■ Work to do:
Quote every line as given.
"""
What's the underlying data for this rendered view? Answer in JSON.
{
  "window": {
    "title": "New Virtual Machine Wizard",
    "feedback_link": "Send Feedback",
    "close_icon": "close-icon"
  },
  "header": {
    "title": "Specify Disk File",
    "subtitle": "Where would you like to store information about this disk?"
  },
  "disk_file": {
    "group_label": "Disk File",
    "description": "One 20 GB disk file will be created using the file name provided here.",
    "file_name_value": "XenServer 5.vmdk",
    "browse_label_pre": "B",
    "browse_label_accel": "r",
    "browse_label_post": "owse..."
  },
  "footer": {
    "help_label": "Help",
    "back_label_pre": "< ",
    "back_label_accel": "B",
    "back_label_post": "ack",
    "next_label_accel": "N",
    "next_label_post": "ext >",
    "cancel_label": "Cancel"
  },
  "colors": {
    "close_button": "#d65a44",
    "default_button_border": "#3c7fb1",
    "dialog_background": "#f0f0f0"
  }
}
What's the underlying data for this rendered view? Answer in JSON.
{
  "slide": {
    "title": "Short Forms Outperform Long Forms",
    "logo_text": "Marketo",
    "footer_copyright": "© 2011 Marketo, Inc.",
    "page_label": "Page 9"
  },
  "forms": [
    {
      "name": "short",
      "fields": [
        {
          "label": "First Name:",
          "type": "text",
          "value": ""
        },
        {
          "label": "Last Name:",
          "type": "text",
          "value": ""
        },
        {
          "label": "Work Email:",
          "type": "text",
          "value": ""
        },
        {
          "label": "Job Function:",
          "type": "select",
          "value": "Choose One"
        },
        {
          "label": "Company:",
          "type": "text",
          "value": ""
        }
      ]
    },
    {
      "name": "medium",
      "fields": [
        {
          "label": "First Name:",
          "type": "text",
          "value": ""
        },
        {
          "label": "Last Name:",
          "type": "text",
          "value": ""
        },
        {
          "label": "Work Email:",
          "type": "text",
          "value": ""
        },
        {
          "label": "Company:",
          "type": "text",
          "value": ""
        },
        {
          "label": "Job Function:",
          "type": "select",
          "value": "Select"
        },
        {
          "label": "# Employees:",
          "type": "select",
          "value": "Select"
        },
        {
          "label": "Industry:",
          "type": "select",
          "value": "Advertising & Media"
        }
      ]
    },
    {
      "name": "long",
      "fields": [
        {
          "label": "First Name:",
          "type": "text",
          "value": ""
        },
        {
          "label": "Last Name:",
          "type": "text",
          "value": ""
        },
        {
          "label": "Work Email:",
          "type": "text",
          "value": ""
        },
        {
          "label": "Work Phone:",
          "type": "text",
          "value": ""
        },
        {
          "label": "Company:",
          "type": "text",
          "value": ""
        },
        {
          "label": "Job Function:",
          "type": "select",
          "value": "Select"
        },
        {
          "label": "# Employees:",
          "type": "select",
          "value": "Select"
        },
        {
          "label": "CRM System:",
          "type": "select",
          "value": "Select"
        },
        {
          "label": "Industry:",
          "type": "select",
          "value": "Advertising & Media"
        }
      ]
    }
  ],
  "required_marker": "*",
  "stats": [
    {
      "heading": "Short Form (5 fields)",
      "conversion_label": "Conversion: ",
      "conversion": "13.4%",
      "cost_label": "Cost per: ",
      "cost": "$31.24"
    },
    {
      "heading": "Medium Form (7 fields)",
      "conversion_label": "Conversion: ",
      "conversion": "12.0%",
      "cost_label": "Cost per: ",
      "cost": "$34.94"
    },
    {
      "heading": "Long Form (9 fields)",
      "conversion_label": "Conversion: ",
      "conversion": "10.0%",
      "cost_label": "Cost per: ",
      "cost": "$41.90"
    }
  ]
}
"""
■ Correct output:
What's the underlying data for this rendered view? Answer in JSON.
{
  "window": {
    "title": "New Virtual Machine Wizard",
    "feedback_link": "Send Feedback",
    "close_icon": "close-icon"
  },
  "header": {
    "title": "Specify Disk File",
    "subtitle": "Where would you like to store information about this disk?"
  },
  "disk_file": {
    "group_label": "Disk File",
    "description": "One 20 GB disk file will be created using the file name provided here.",
    "file_name_value": "XenServer 5.vmdk",
    "browse_label_pre": "B",
    "browse_label_accel": "r",
    "browse_label_post": "owse..."
  },
  "footer": {
    "help_label": "Help",
    "back_label_pre": "< ",
    "back_label_accel": "B",
    "back_label_post": "ack",
    "next_label_accel": "N",
    "next_label_post": "ext >",
    "cancel_label": "Cancel"
  },
  "colors": {
    "close_button": "#d65a44",
    "default_button_border": "#3c7fb1",
    "dialog_background": "#f0f0f0"
  }
}
What's the underlying data for this rendered view? Answer in JSON.
{
  "slide": {
    "title": "Short Forms Outperform Long Forms",
    "logo_text": "Marketo",
    "footer_copyright": "© 2011 Marketo, Inc.",
    "page_label": "Page 9"
  },
  "forms": [
    {
      "name": "short",
      "fields": [
        {
          "label": "First Name:",
          "type": "text",
          "value": ""
        },
        {
          "label": "Last Name:",
          "type": "text",
          "value": ""
        },
        {
          "label": "Work Email:",
          "type": "text",
          "value": ""
        },
        {
          "label": "Job Function:",
          "type": "select",
          "value": "Choose One"
        },
        {
          "label": "Company:",
          "type": "text",
          "value": ""
        }
      ]
    },
    {
      "name": "medium",
      "fields": [
        {
          "label": "First Name:",
          "type": "text",
          "value": ""
        },
        {
          "label": "Last Name:",
          "type": "text",
          "value": ""
        },
        {
          "label": "Work Email:",
          "type": "text",
          "value": ""
        },
        {
          "label": "Company:",
          "type": "text",
          "value": ""
        },
        {
          "label": "Job Function:",
          "type": "select",
          "value": "Select"
        },
        {
          "label": "# Employees:",
          "type": "select",
          "value": "Select"
        },
        {
          "label": "Industry:",
          "type": "select",
          "value": "Advertising & Media"
        }
      ]
    },
    {
      "name": "long",
      "fields": [
        {
          "label": "First Name:",
          "type": "text",
          "value": ""
        },
        {
          "label": "Last Name:",
          "type": "text",
          "value": ""
        },
        {
          "label": "Work Email:",
          "type": "text",
          "value": ""
        },
        {
          "label": "Work Phone:",
          "type": "text",
          "value": ""
        },
        {
          "label": "Company:",
          "type": "text",
          "value": ""
        },
        {
          "label": "Job Function:",
          "type": "select",
          "value": "Select"
        },
        {
          "label": "# Employees:",
          "type": "select",
          "value": "Select"
        },
        {
          "label": "CRM System:",
          "type": "select",
          "value": "Select"
        },
        {
          "label": "Industry:",
          "type": "select",
          "value": "Advertising & Media"
        }
      ]
    }
  ],
  "required_marker": "*",
  "stats": [
    {
      "heading": "Short Form (5 fields)",
      "conversion_label": "Conversion: ",
      "conversion": "13.4%",
      "cost_label": "Cost per: ",
      "cost": "$31.24"
    },
    {
      "heading": "Medium Form (7 fields)",
      "conversion_label": "Conversion: ",
      "conversion": "12.0%",
      "cost_label": "Cost per: ",
      "cost": "$34.94"
    },
    {
      "heading": "Long Form (9 fields)",
      "conversion_label": "Conversion: ",
      "conversion": "10.0%",
      "cost_label": "Cost per: ",
      "cost": "$41.90"
    }
  ]
}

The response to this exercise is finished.